WHAT IS EXPECTED: Below are entries; count the lines containing the string "preiskave". The answer is that number alone.

Document page transcript entries:
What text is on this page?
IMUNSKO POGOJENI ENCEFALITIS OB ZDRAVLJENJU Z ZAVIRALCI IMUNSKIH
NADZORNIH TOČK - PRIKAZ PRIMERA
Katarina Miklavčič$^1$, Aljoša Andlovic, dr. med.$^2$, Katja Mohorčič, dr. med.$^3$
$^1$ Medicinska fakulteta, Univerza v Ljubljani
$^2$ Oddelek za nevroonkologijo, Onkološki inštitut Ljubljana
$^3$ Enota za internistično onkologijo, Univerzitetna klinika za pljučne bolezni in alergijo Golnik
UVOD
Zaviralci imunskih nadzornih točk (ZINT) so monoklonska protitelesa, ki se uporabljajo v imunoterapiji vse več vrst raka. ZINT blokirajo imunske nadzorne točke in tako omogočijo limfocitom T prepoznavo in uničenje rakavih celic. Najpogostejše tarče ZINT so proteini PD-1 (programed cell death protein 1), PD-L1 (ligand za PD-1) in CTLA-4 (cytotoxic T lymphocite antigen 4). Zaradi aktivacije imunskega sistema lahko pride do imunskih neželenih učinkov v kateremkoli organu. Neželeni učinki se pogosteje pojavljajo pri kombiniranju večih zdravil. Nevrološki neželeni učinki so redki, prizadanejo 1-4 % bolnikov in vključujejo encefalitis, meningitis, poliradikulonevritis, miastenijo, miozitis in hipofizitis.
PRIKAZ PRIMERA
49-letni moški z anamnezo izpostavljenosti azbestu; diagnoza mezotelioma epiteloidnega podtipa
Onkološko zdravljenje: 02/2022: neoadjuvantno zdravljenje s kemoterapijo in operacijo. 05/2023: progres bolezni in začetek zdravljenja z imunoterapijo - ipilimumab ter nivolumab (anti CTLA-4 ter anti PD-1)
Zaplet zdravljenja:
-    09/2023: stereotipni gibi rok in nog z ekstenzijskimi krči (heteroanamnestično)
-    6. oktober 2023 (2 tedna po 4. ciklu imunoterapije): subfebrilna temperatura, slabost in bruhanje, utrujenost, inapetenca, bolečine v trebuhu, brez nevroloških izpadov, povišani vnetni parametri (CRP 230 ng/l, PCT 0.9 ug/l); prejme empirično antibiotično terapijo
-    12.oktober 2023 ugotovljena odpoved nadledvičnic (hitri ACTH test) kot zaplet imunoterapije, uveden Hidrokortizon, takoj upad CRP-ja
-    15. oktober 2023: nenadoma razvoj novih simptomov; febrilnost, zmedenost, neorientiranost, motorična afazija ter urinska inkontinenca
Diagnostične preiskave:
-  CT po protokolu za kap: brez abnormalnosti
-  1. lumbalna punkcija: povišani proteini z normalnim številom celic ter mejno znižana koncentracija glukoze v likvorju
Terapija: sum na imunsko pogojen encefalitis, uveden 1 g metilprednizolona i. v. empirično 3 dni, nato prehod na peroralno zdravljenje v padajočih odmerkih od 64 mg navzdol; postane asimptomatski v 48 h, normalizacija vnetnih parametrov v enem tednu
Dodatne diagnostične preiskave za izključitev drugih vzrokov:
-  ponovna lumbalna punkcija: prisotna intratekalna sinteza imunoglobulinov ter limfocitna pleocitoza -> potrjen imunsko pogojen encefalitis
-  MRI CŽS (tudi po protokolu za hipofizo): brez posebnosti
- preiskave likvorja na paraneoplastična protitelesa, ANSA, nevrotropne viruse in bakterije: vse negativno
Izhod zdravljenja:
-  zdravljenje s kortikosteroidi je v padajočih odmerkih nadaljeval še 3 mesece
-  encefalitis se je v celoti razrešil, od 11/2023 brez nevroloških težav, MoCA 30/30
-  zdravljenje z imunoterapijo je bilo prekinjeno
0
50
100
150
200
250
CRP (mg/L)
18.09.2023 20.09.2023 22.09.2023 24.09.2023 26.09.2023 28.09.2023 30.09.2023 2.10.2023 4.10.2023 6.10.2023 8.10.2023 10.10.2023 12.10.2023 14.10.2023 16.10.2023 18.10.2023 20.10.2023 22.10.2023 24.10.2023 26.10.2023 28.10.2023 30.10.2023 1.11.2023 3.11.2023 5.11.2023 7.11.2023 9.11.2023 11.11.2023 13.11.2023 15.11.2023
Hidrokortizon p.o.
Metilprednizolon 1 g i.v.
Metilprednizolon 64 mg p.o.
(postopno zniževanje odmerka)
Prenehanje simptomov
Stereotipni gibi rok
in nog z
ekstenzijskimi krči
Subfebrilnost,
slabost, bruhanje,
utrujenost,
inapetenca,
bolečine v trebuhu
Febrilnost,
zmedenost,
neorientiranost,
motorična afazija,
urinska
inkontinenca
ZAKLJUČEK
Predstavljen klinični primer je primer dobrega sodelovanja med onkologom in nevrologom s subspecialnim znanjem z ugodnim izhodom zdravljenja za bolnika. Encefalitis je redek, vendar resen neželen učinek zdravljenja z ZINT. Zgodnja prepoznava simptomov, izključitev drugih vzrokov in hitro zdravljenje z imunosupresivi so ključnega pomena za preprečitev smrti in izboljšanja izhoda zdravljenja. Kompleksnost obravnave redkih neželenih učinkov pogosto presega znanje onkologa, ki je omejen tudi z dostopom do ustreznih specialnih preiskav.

SOLUTION: 3